[TASK TO CARRY OUT]
Word for word, set down the records and skip each picture.

==============================

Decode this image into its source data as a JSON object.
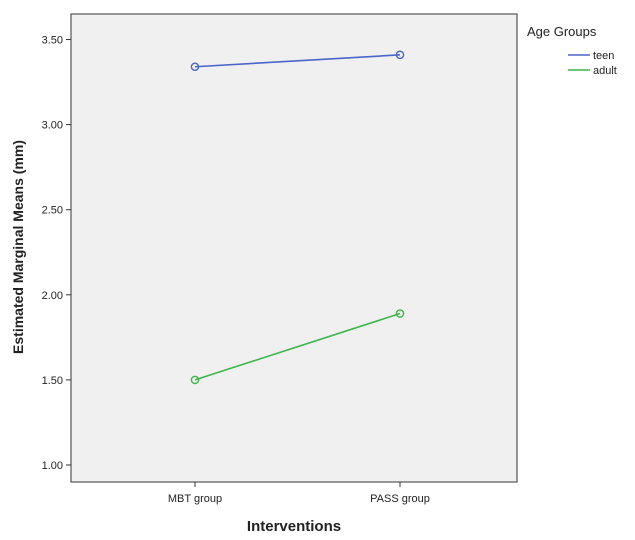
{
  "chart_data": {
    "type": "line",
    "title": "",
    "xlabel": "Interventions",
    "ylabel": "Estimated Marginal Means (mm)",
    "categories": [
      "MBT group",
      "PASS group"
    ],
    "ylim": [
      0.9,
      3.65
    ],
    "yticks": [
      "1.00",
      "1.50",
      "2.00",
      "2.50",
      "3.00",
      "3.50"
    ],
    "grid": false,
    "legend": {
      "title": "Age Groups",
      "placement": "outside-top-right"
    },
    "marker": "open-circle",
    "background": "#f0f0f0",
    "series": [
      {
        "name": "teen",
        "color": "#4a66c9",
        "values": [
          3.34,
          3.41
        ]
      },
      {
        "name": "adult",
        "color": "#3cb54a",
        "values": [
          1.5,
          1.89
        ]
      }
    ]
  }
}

==============================

[THE COMPLETED TASK]
Decode this image into its source data as a JSON object.
{
  "chart_data": {
    "type": "line",
    "title": "",
    "xlabel": "Interventions",
    "ylabel": "Estimated Marginal Means (mm)",
    "categories": [
      "MBT group",
      "PASS group"
    ],
    "ylim": [
      0.9,
      3.65
    ],
    "yticks": [
      "1.00",
      "1.50",
      "2.00",
      "2.50",
      "3.00",
      "3.50"
    ],
    "grid": false,
    "legend": {
      "title": "Age Groups",
      "placement": "outside-top-right"
    },
    "marker": "open-circle",
    "background": "#f0f0f0",
    "series": [
      {
        "name": "teen",
        "color": "#4a66c9",
        "values": [
          3.34,
          3.41
        ]
      },
      {
        "name": "adult",
        "color": "#3cb54a",
        "values": [
          1.5,
          1.89
        ]
      }
    ]
  }
}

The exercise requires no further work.